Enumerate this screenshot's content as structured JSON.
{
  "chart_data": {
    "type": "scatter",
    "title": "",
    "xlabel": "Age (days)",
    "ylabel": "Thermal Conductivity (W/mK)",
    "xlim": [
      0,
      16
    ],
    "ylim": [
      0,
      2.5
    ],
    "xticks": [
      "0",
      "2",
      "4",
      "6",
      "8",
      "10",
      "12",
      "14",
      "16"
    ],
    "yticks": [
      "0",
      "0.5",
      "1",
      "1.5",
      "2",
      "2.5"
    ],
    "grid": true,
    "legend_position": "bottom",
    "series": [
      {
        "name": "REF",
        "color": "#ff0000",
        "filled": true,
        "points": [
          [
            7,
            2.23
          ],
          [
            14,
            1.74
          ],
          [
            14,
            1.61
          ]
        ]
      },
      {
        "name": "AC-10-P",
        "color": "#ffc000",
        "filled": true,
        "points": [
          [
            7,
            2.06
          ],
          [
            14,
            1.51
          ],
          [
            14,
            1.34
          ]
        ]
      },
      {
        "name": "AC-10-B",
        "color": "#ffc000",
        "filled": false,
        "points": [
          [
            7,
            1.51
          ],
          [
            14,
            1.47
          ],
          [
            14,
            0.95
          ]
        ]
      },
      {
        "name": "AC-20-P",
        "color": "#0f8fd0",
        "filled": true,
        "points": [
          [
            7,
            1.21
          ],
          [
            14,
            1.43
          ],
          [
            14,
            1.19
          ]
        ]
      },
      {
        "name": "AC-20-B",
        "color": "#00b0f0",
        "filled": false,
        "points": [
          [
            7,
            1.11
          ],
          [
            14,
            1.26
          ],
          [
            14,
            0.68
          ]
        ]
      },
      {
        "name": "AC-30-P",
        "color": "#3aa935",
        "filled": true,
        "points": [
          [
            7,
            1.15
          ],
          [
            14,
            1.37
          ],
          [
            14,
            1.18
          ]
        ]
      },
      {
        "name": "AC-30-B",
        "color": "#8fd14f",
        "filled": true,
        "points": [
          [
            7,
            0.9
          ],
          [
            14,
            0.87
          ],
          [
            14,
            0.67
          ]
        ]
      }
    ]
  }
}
******
◆ **What is expected**
Reproduce every line of the material above exactly.

◆ **Task answer**
Enumerate this screenshot's content as structured JSON.
{
  "chart_data": {
    "type": "scatter",
    "title": "",
    "xlabel": "Age (days)",
    "ylabel": "Thermal Conductivity (W/mK)",
    "xlim": [
      0,
      16
    ],
    "ylim": [
      0,
      2.5
    ],
    "xticks": [
      "0",
      "2",
      "4",
      "6",
      "8",
      "10",
      "12",
      "14",
      "16"
    ],
    "yticks": [
      "0",
      "0.5",
      "1",
      "1.5",
      "2",
      "2.5"
    ],
    "grid": true,
    "legend_position": "bottom",
    "series": [
      {
        "name": "REF",
        "color": "#ff0000",
        "filled": true,
        "points": [
          [
            7,
            2.23
          ],
          [
            14,
            1.74
          ],
          [
            14,
            1.61
          ]
        ]
      },
      {
        "name": "AC-10-P",
        "color": "#ffc000",
        "filled": true,
        "points": [
          [
            7,
            2.06
          ],
          [
            14,
            1.51
          ],
          [
            14,
            1.34
          ]
        ]
      },
      {
        "name": "AC-10-B",
        "color": "#ffc000",
        "filled": false,
        "points": [
          [
            7,
            1.51
          ],
          [
            14,
            1.47
          ],
          [
            14,
            0.95
          ]
        ]
      },
      {
        "name": "AC-20-P",
        "color": "#0f8fd0",
        "filled": true,
        "points": [
          [
            7,
            1.21
          ],
          [
            14,
            1.43
          ],
          [
            14,
            1.19
          ]
        ]
      },
      {
        "name": "AC-20-B",
        "color": "#00b0f0",
        "filled": false,
        "points": [
          [
            7,
            1.11
          ],
          [
            14,
            1.26
          ],
          [
            14,
            0.68
          ]
        ]
      },
      {
        "name": "AC-30-P",
        "color": "#3aa935",
        "filled": true,
        "points": [
          [
            7,
            1.15
          ],
          [
            14,
            1.37
          ],
          [
            14,
            1.18
          ]
        ]
      },
      {
        "name": "AC-30-B",
        "color": "#8fd14f",
        "filled": true,
        "points": [
          [
            7,
            0.9
          ],
          [
            14,
            0.87
          ],
          [
            14,
            0.67
          ]
        ]
      }
    ]
  }
}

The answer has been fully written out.